━━━ Input records ━━━

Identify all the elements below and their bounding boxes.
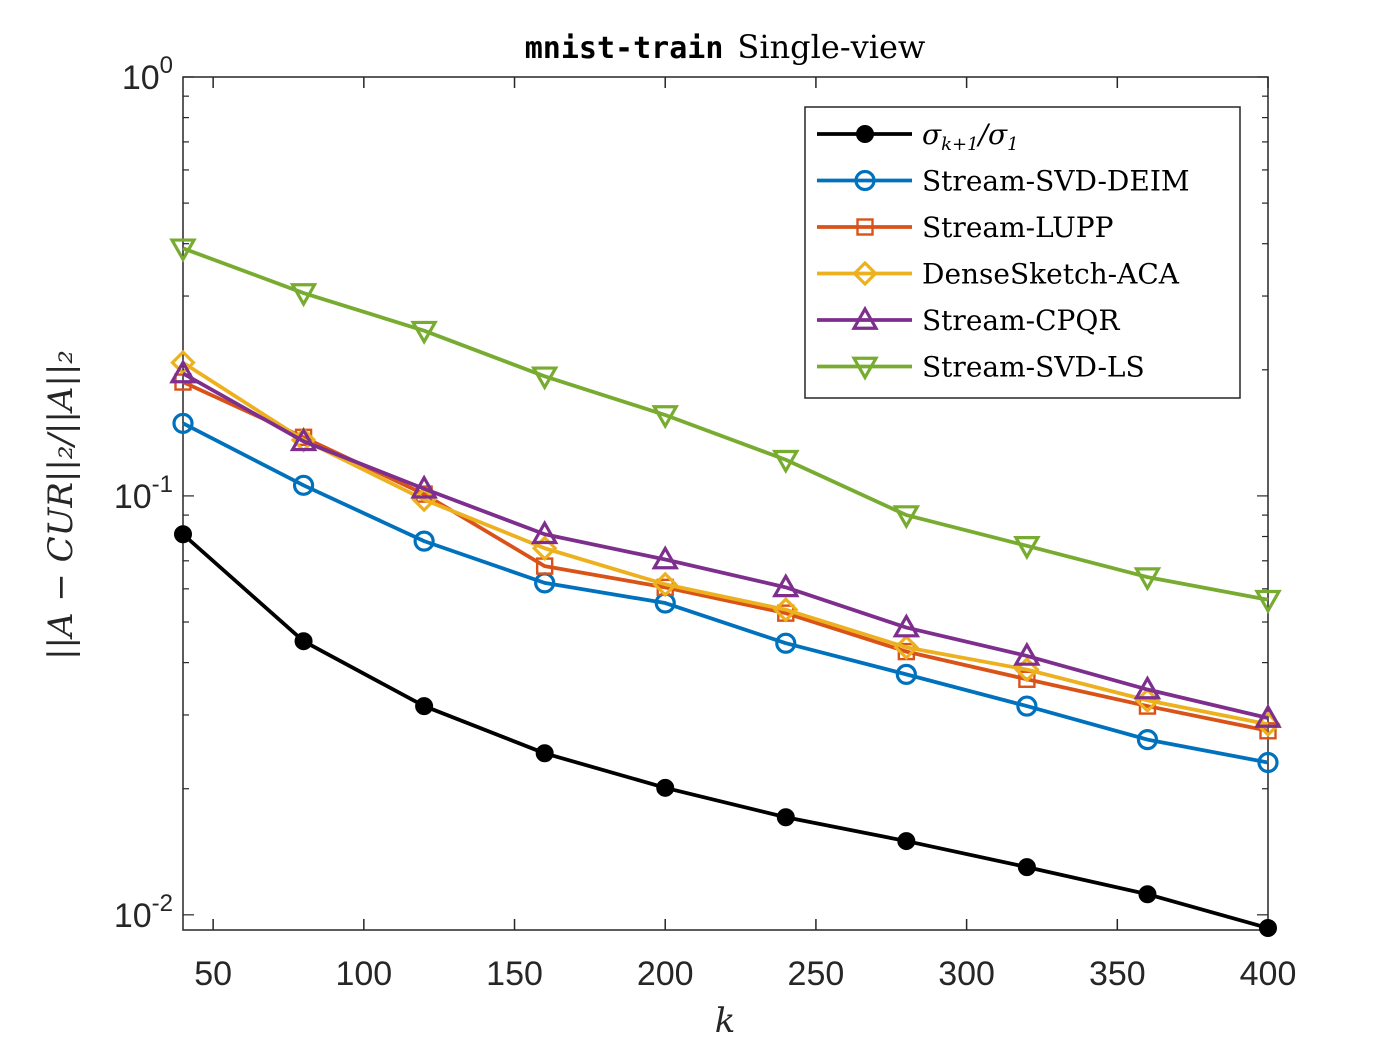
x-tick-label: 350 — [1089, 955, 1146, 993]
data-point — [170, 349, 196, 376]
data-point — [1259, 919, 1277, 938]
legend-entry: Stream-CPQR — [817, 304, 1120, 337]
svg-text:mnist-train Single-view: mnist-train Single-view — [525, 28, 926, 66]
data-point — [851, 305, 879, 330]
series-5 — [169, 238, 1282, 615]
series-1 — [172, 412, 1279, 774]
legend-label: DenseSketch-ACA — [922, 258, 1180, 291]
data-point — [776, 808, 795, 827]
data-point — [410, 474, 438, 499]
series-line — [182, 421, 1269, 765]
data-point — [1013, 641, 1041, 666]
data-point — [1133, 675, 1162, 700]
data-point — [893, 634, 920, 661]
legend-entry: Stream-LUPP — [817, 211, 1113, 244]
x-tick-label: 300 — [938, 955, 995, 993]
data-point — [656, 778, 675, 797]
data-point — [530, 366, 559, 391]
legend-entry: DenseSketch-ACA — [817, 258, 1180, 291]
data-point — [651, 545, 679, 570]
data-point — [1257, 751, 1279, 774]
data-point — [1254, 589, 1282, 615]
data-point — [1016, 695, 1038, 717]
series-line — [182, 371, 1269, 720]
chart-title-code: mnist-train — [525, 31, 724, 66]
data-point — [169, 238, 197, 263]
legend-entry: Stream-SVD-DEIM — [817, 165, 1190, 198]
data-point — [289, 427, 318, 452]
data-point — [292, 474, 315, 496]
data-point — [174, 525, 192, 544]
data-point — [1136, 728, 1159, 751]
data-point — [775, 632, 797, 654]
data-point — [892, 505, 921, 530]
data-point — [1018, 670, 1036, 688]
legend-box — [804, 106, 1241, 399]
x-tick-label: 250 — [788, 955, 845, 993]
x-tick-label: 400 — [1240, 955, 1297, 993]
y-tick-label: 10-2 — [114, 890, 173, 935]
data-point — [413, 530, 435, 552]
series-layer — [169, 238, 1282, 938]
data-point — [856, 125, 874, 143]
data-point — [773, 596, 799, 623]
data-point — [410, 320, 438, 345]
chart-title: mnist-train Single-view — [525, 28, 926, 66]
data-point — [1013, 535, 1041, 561]
series-line — [182, 246, 1269, 602]
data-point — [1254, 703, 1282, 728]
data-point — [651, 405, 679, 430]
data-point — [854, 169, 876, 192]
data-point — [897, 832, 916, 851]
data-point — [169, 359, 197, 384]
data-point — [172, 412, 194, 434]
legend: σk+1/σ1 Stream-SVD-DEIM Stream-LUPP DenseSk… — [804, 106, 1241, 399]
series-0 — [174, 525, 1277, 938]
legend-entry: σk+1/σ1 — [817, 118, 1019, 155]
legend-label: Stream-LUPP — [922, 211, 1113, 244]
data-point — [772, 573, 800, 598]
data-point — [652, 571, 678, 598]
y-tick-label: 100 — [122, 52, 173, 97]
y-axis-label: ||A − CUR||₂/||A||₂ — [41, 350, 81, 660]
data-point — [1017, 858, 1036, 877]
data-point — [856, 218, 874, 236]
data-point — [892, 613, 921, 638]
data-point — [415, 697, 434, 716]
data-point — [530, 520, 559, 545]
legend-entry: Stream-SVD-LS — [817, 351, 1145, 384]
data-point — [535, 744, 554, 763]
x-tick-label: 100 — [335, 955, 392, 993]
data-point — [895, 663, 917, 685]
data-point — [1133, 567, 1162, 592]
data-point — [1138, 885, 1157, 904]
axes: 50 100 150 200 250 300 350 400 10-2 10-1 100 — [114, 52, 1297, 993]
data-point — [531, 535, 558, 562]
series-4 — [169, 359, 1282, 728]
y-tick-label: 10-1 — [114, 471, 173, 516]
data-point — [852, 260, 878, 287]
data-point — [289, 283, 318, 308]
data-point — [851, 356, 879, 381]
x-tick-label: 50 — [194, 955, 232, 993]
legend-label: Stream-CPQR — [922, 304, 1120, 337]
chart-title-rest: Single-view — [737, 28, 925, 66]
legend-label: Stream-SVD-LS — [922, 351, 1145, 384]
x-tick-label: 150 — [486, 955, 543, 993]
legend-label: σk+1/σ1 — [922, 118, 1019, 155]
data-point — [772, 449, 800, 474]
x-tick-label: 200 — [637, 955, 694, 993]
data-point — [294, 632, 313, 651]
data-point — [1014, 656, 1040, 683]
x-axis-label: k — [715, 1001, 736, 1041]
series-line — [181, 532, 1269, 930]
legend-label: Stream-SVD-DEIM — [922, 165, 1190, 198]
series-line — [181, 361, 1269, 727]
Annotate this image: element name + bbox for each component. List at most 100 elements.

━━━

** Stated exercise **
Convert the lines from the one containing "x-tick-label: 350 — [1089, 955, 1146, 993]" through the one containing "data-point — [851, 305, 879, 330]", both included, into a Markdown table with the columns Row and Line. Leave out blank lines.

** Solved exercise **
| Row | Line |
|---|---|
| 1 | x-tick-label: 350 — [1089, 955, 1146, 993] |
| 2 | data-point — [170, 349, 196, 376] |
| 3 | data-point — [1259, 919, 1277, 938] |
| 4 | legend-entry: Stream-CPQR — [817, 304, 1120, 337] |
| 5 | svg-text:mnist-train Single-view: mnist-train Single-view — [525, 28, 926, 66] |
| 6 | data-point — [851, 305, 879, 330] |